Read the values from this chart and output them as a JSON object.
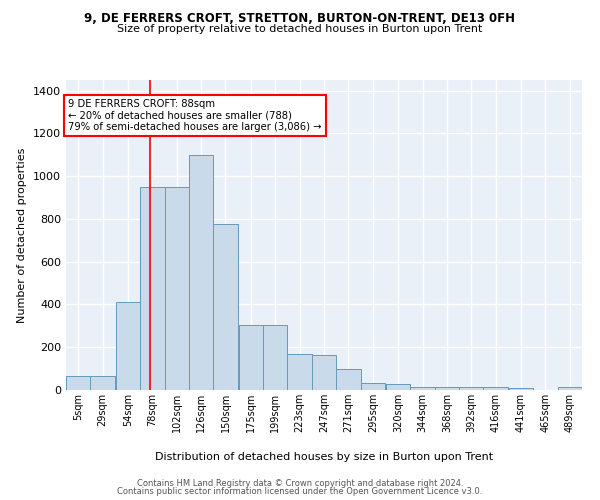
{
  "title1": "9, DE FERRERS CROFT, STRETTON, BURTON-ON-TRENT, DE13 0FH",
  "title2": "Size of property relative to detached houses in Burton upon Trent",
  "xlabel": "Distribution of detached houses by size in Burton upon Trent",
  "ylabel": "Number of detached properties",
  "footer1": "Contains HM Land Registry data © Crown copyright and database right 2024.",
  "footer2": "Contains public sector information licensed under the Open Government Licence v3.0.",
  "annotation_title": "9 DE FERRERS CROFT: 88sqm",
  "annotation_line1": "← 20% of detached houses are smaller (788)",
  "annotation_line2": "79% of semi-detached houses are larger (3,086) →",
  "bar_color": "#c9daea",
  "bar_edge_color": "#6699bb",
  "bg_color": "#eaf0f8",
  "grid_color": "#ffffff",
  "red_line_x": 88,
  "categories": [
    "5sqm",
    "29sqm",
    "54sqm",
    "78sqm",
    "102sqm",
    "126sqm",
    "150sqm",
    "175sqm",
    "199sqm",
    "223sqm",
    "247sqm",
    "271sqm",
    "295sqm",
    "320sqm",
    "344sqm",
    "368sqm",
    "392sqm",
    "416sqm",
    "441sqm",
    "465sqm",
    "489sqm"
  ],
  "bin_left": [
    5,
    29,
    54,
    78,
    102,
    126,
    150,
    175,
    199,
    223,
    247,
    271,
    295,
    320,
    344,
    368,
    392,
    416,
    441,
    465,
    489
  ],
  "bin_width": 24,
  "values": [
    65,
    65,
    410,
    950,
    950,
    1100,
    775,
    305,
    305,
    170,
    165,
    100,
    35,
    30,
    15,
    15,
    15,
    15,
    10,
    0,
    15
  ],
  "ylim": [
    0,
    1450
  ],
  "yticks": [
    0,
    200,
    400,
    600,
    800,
    1000,
    1200,
    1400
  ]
}
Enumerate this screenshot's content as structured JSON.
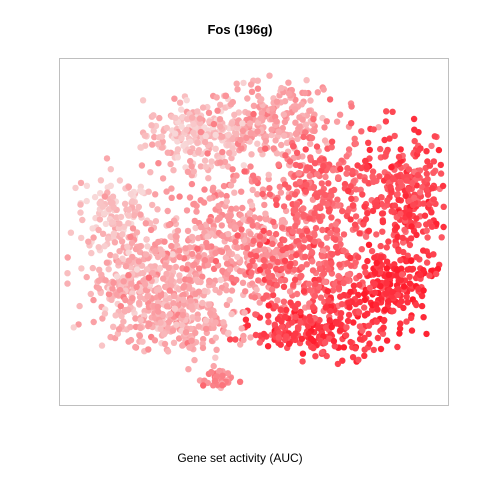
{
  "chart_data": {
    "type": "scatter",
    "title": "Fos (196g)",
    "xlabel": "Gene set activity (AUC)",
    "ylabel": "",
    "grid": false,
    "legend": "none",
    "color_scale": {
      "low": "#f8d8d8",
      "high": "#ff1a2a"
    },
    "clusters": [
      {
        "x": -8,
        "y": 23,
        "sx": 5.5,
        "sy": 3.0,
        "n": 240,
        "level": 0.12
      },
      {
        "x": 5,
        "y": 26,
        "sx": 6.5,
        "sy": 4.0,
        "n": 220,
        "level": 0.28
      },
      {
        "x": -25,
        "y": 8,
        "sx": 3.5,
        "sy": 3.5,
        "n": 110,
        "level": 0.08
      },
      {
        "x": -20,
        "y": -5,
        "sx": 6.0,
        "sy": 4.5,
        "n": 320,
        "level": 0.2
      },
      {
        "x": -3,
        "y": 2,
        "sx": 8.0,
        "sy": 7.0,
        "n": 440,
        "level": 0.33
      },
      {
        "x": 15,
        "y": 12,
        "sx": 5.0,
        "sy": 5.0,
        "n": 210,
        "level": 0.58
      },
      {
        "x": 13,
        "y": -3,
        "sx": 6.0,
        "sy": 5.0,
        "n": 260,
        "level": 0.62
      },
      {
        "x": 31,
        "y": 12,
        "sx": 5.0,
        "sy": 6.0,
        "n": 300,
        "level": 0.76
      },
      {
        "x": 29,
        "y": -6,
        "sx": 4.5,
        "sy": 4.0,
        "n": 210,
        "level": 0.88
      },
      {
        "x": 15,
        "y": -15,
        "sx": 6.5,
        "sy": 3.0,
        "n": 230,
        "level": 0.82
      },
      {
        "x": -12,
        "y": -14,
        "sx": 6.0,
        "sy": 3.0,
        "n": 210,
        "level": 0.24
      },
      {
        "x": -5,
        "y": -25,
        "sx": 1.5,
        "sy": 1.0,
        "n": 40,
        "level": 0.36
      }
    ],
    "xlim": [
      -36,
      40
    ],
    "ylim": [
      -30,
      38
    ]
  }
}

> **What you need to do**
Copy each line that contains the word "detached".

> **Task answer**
  "title2": "Size of property relative to detached houses in Burton upon Trent",
  "xlabel": "Distribution of detached houses by size in Burton upon Trent",
  "ylabel": "Number of detached properties",
  "annotation_line1": "← 20% of detached houses are smaller (788)",
  "annotation_line2": "79% of semi-detached houses are larger (3,086) →",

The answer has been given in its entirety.